Using the records provided below, locate and copy each line that contains the word "shopping".

Dataset entries
==============================

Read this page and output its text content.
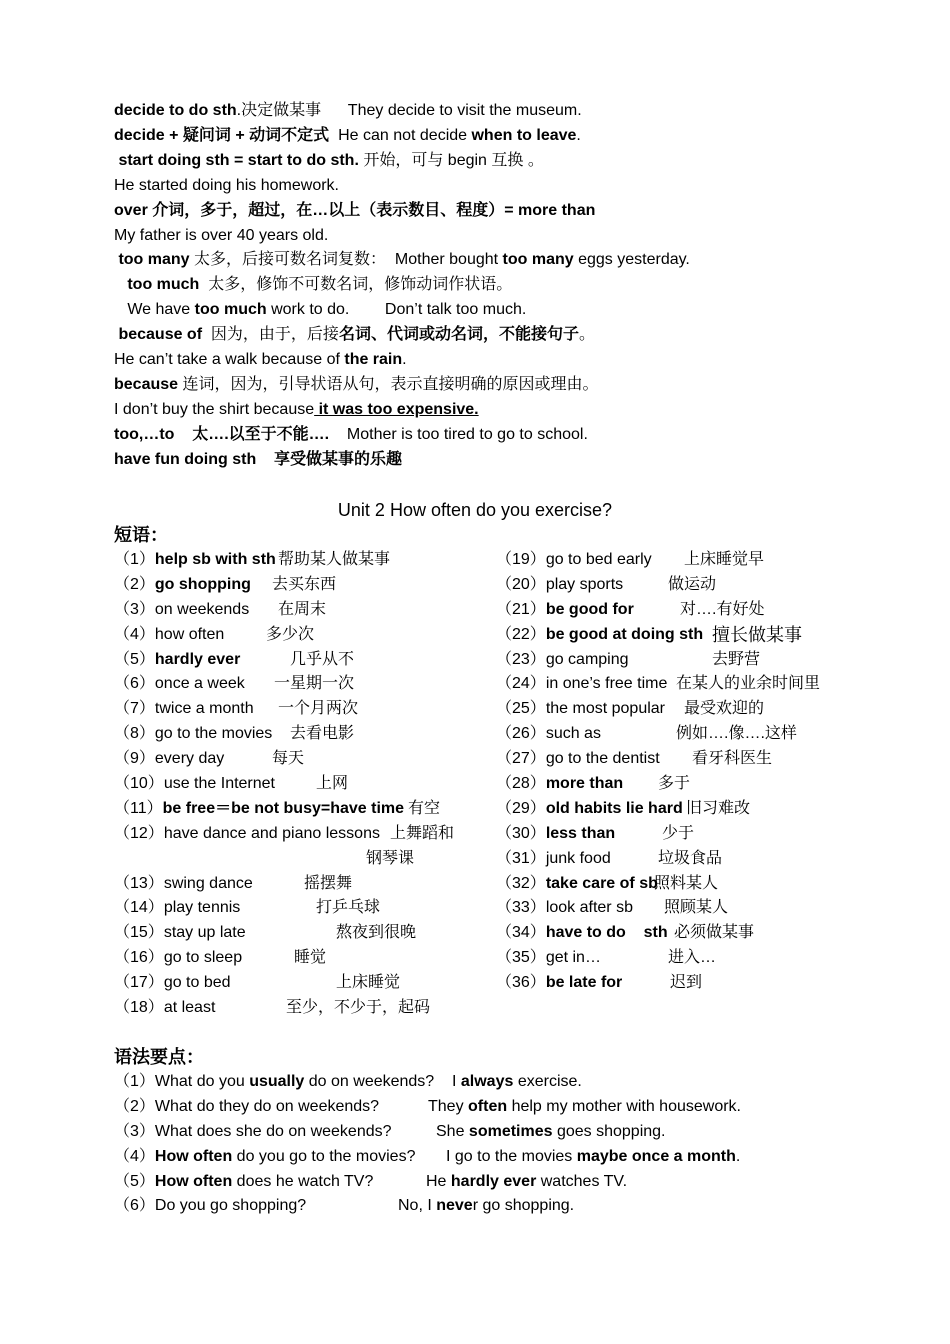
decide to do sth.决定做某事      They decide to visit the museum.
decide + 疑问词 + 动词不定式  He can not decide when to leave.
start doing sth = start to do sth. 开始，可与 begin 互换 。
He started doing his homework.
over 介词，多于，超过，在…以上（表示数目、程度）= more than
My father is over 40 years old.
too many 太多，后接可数名词复数：  Mother bought too many eggs yesterday.
too much  太多，修饰不可数名词，修饰动词作状语。
We have too much work to do.        Don’t talk too much.
because of  因为，由于，后接名词、代词或动名词，不能接句子。
He can’t take a walk because of the rain.
because 连词，因为，引导状语从句，表示直接明确的原因或理由。
I don’t buy the shirt because it was too expensive.
too,…to    太….以至于不能….    Mother is too tired to go to school.
have fun doing sth    享受做某事的乐趣
Unit 2 How often do you exercise?
短语：
（1）help sb with sth 帮助某人做某事
（2）go shopping 去买东西
（3）on weekends 在周末
（4）how often	多少次
（5）hardly ever	几乎从不
（6）once a week 一星期一次
（7）twice a month 一个月两次
（8）go to the movies 去看电影
（9）every day	每天
（10）use the Internet	上网
（11）be free＝be not busy=have time 有空
（12）have dance and piano lessons 上舞蹈和
钢琴课
（13）swing dance	摇摆舞
（14）play tennis	打乒乓球
（15）stay up late	熬夜到很晚
（16）go to sleep	睡觉
（17）go to bed	上床睡觉
（18）at least	至少，不少于，起码
（19）go to bed early 上床睡觉早
（20）play sports	做运动
（21）be good for	对….有好处
（22）be good at doing sth 擅长做某事
（23）go camping	去野营
（24）in one’s free time 在某人的业余时间里
（25）the most popular 最受欢迎的
（26）such as	例如….像….这样
（27）go to the dentist 看牙科医生
（28）more than 多于
（29）old habits lie hard 旧习难改
（30）less than	少于
（31）junk food	垃圾食品
（32）take care of sb
照料某人
（33）look after sb 照顾某人
（34）have to do    sth 必须做某事
（35）get in…	进入…
（36）be late for	迟到
语法要点：
（1）What do you usually do on weekends? I always exercise.
（2）What do they do on weekends?	They often help my mother with housework.
（3）What does she do on weekends?	She sometimes goes shopping.
（4）How often do you go to the movies? I go to the movies maybe once a month.
（5）How often does he watch TV?	He hardly ever watches TV.
（6）Do you go shopping?	No, I never go shopping.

==============================

**Result of this task**
（2）go shopping 去买东西
（3）What does she do on weekends?	She sometimes goes shopping.
（6）Do you go shopping?	No, I never go shopping.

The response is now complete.